### [WRITTEN REQUEST]
The records below must be copied in full; omit the images.

### [EXTRACTED MATERIAL]
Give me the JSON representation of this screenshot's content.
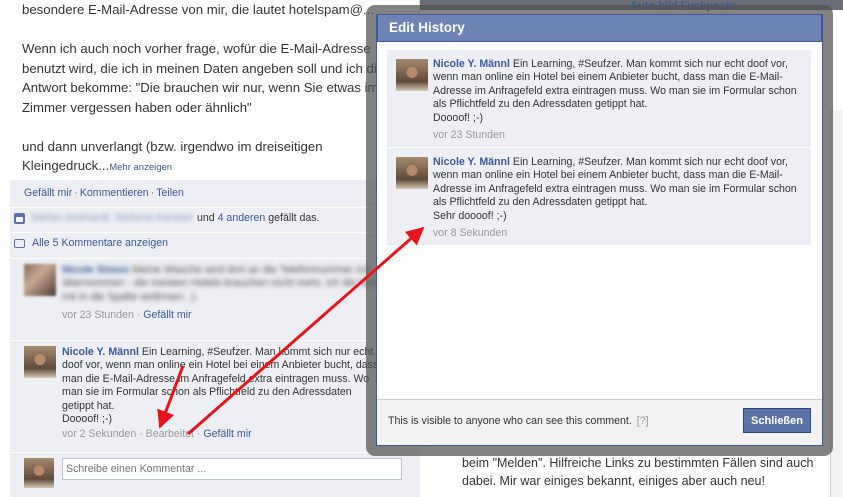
{
  "post": {
    "line1": "besondere E-Mail-Adresse von mir, die lautet hotelspam@...",
    "line2": "Wenn ich auch noch vorher frage, wofür die E-Mail-Adresse",
    "line3": "benutzt wird, die ich in meinen Daten angeben soll und ich die",
    "line4": "Antwort bekomme: \"Die brauchen wir nur, wenn Sie etwas im",
    "line5": "Zimmer vergessen haben oder ähnlich\"",
    "line6": "und dann unverlangt (bzw. irgendwo im dreiseitigen",
    "line7": "Kleingedruck...",
    "more_link": "Mehr anzeigen"
  },
  "actions": {
    "like": "Gefällt mir",
    "comment": "Kommentieren",
    "share": "Teilen"
  },
  "likes": {
    "blurred_names": "Stefan Gebhardt, Stefanie Kerstan",
    "others_prefix": "und",
    "others_link": "4 anderen",
    "suffix": "gefällt das."
  },
  "show_all_comments": "Alle 5 Kommentare anzeigen",
  "comment1": {
    "name_blurred": "Nicole Simon",
    "text_blurred": "Meine Wasche wird dort an die Telefonnummer mit übernommen - die meisten Hotels brauchen nicht mehr, ich die Mail mit in die Spalte einfinnen. ;)",
    "time": "vor 23 Stunden",
    "like": "Gefällt mir"
  },
  "comment2": {
    "name": "Nicole Y. Männl",
    "text": "Ein Learning, #Seufzer. Man kommt sich nur echt doof vor, wenn man online ein Hotel bei einem Anbieter bucht, dass man die E-Mail-Adresse im Anfragefeld extra eintragen muss. Wo man sie im Formular schon als Pflichtfeld zu den Adressdaten getippt hat.",
    "text_end": "Doooof! ;-)",
    "time": "vor 2 Sekunden",
    "edited": "Bearbeitet",
    "like": "Gefällt mir"
  },
  "write_comment_placeholder": "Schreibe einen Kommentar ...",
  "right_bg": {
    "top_link": "Auto bild Fuckposts",
    "bottom_line1": "beim \"Melden\". Hilfreiche Links zu bestimmten Fällen sind auch",
    "bottom_line2": "dabei. Mir war einiges bekannt, einiges aber auch neu!"
  },
  "dialog": {
    "title": "Edit History",
    "history": [
      {
        "name": "Nicole Y. Männl",
        "text": "Ein Learning, #Seufzer. Man kommt sich nur echt doof vor, wenn man online ein Hotel bei einem Anbieter bucht, dass man die E-Mail-Adresse im Anfragefeld extra eintragen muss. Wo man sie im Formular schon als Pflichtfeld zu den Adressdaten getippt hat.",
        "text_end": "Doooof! ;-)",
        "time": "vor 23 Stunden"
      },
      {
        "name": "Nicole Y. Männl",
        "text": "Ein Learning, #Seufzer. Man kommt sich nur echt doof vor, wenn man online ein Hotel bei einem Anbieter bucht, dass man die E-Mail-Adresse im Anfragefeld extra eintragen muss. Wo man sie im Formular schon als Pflichtfeld zu den Adressdaten getippt hat.",
        "text_end": "Sehr doooof! ;-)",
        "time": "vor 8 Sekunden"
      }
    ],
    "footer_note": "This is visible to anyone who can see this comment.",
    "help": "[?]",
    "close_button": "Schließen"
  },
  "annotation_arrow_color": "#e8141b",
  "link_color": "#3b5998"
}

### [SOLUTION TO THIS TASK]
Give me the JSON representation of this screenshot's content.
{
  "post": {
    "line1": "besondere E-Mail-Adresse von mir, die lautet hotelspam@...",
    "line2": "Wenn ich auch noch vorher frage, wofür die E-Mail-Adresse",
    "line3": "benutzt wird, die ich in meinen Daten angeben soll und ich die",
    "line4": "Antwort bekomme: \"Die brauchen wir nur, wenn Sie etwas im",
    "line5": "Zimmer vergessen haben oder ähnlich\"",
    "line6": "und dann unverlangt (bzw. irgendwo im dreiseitigen",
    "line7": "Kleingedruck...",
    "more_link": "Mehr anzeigen"
  },
  "actions": {
    "like": "Gefällt mir",
    "comment": "Kommentieren",
    "share": "Teilen"
  },
  "likes": {
    "blurred_names": "Stefan Gebhardt, Stefanie Kerstan",
    "others_prefix": "und",
    "others_link": "4 anderen",
    "suffix": "gefällt das."
  },
  "show_all_comments": "Alle 5 Kommentare anzeigen",
  "comment1": {
    "name_blurred": "Nicole Simon",
    "text_blurred": "Meine Wasche wird dort an die Telefonnummer mit übernommen - die meisten Hotels brauchen nicht mehr, ich die Mail mit in die Spalte einfinnen. ;)",
    "time": "vor 23 Stunden",
    "like": "Gefällt mir"
  },
  "comment2": {
    "name": "Nicole Y. Männl",
    "text": "Ein Learning, #Seufzer. Man kommt sich nur echt doof vor, wenn man online ein Hotel bei einem Anbieter bucht, dass man die E-Mail-Adresse im Anfragefeld extra eintragen muss. Wo man sie im Formular schon als Pflichtfeld zu den Adressdaten getippt hat.",
    "text_end": "Doooof! ;-)",
    "time": "vor 2 Sekunden",
    "edited": "Bearbeitet",
    "like": "Gefällt mir"
  },
  "write_comment_placeholder": "Schreibe einen Kommentar ...",
  "right_bg": {
    "top_link": "Auto bild Fuckposts",
    "bottom_line1": "beim \"Melden\". Hilfreiche Links zu bestimmten Fällen sind auch",
    "bottom_line2": "dabei. Mir war einiges bekannt, einiges aber auch neu!"
  },
  "dialog": {
    "title": "Edit History",
    "history": [
      {
        "name": "Nicole Y. Männl",
        "text": "Ein Learning, #Seufzer. Man kommt sich nur echt doof vor, wenn man online ein Hotel bei einem Anbieter bucht, dass man die E-Mail-Adresse im Anfragefeld extra eintragen muss. Wo man sie im Formular schon als Pflichtfeld zu den Adressdaten getippt hat.",
        "text_end": "Doooof! ;-)",
        "time": "vor 23 Stunden"
      },
      {
        "name": "Nicole Y. Männl",
        "text": "Ein Learning, #Seufzer. Man kommt sich nur echt doof vor, wenn man online ein Hotel bei einem Anbieter bucht, dass man die E-Mail-Adresse im Anfragefeld extra eintragen muss. Wo man sie im Formular schon als Pflichtfeld zu den Adressdaten getippt hat.",
        "text_end": "Sehr doooof! ;-)",
        "time": "vor 8 Sekunden"
      }
    ],
    "footer_note": "This is visible to anyone who can see this comment.",
    "help": "[?]",
    "close_button": "Schließen"
  },
  "annotation_arrow_color": "#e8141b",
  "link_color": "#3b5998"
}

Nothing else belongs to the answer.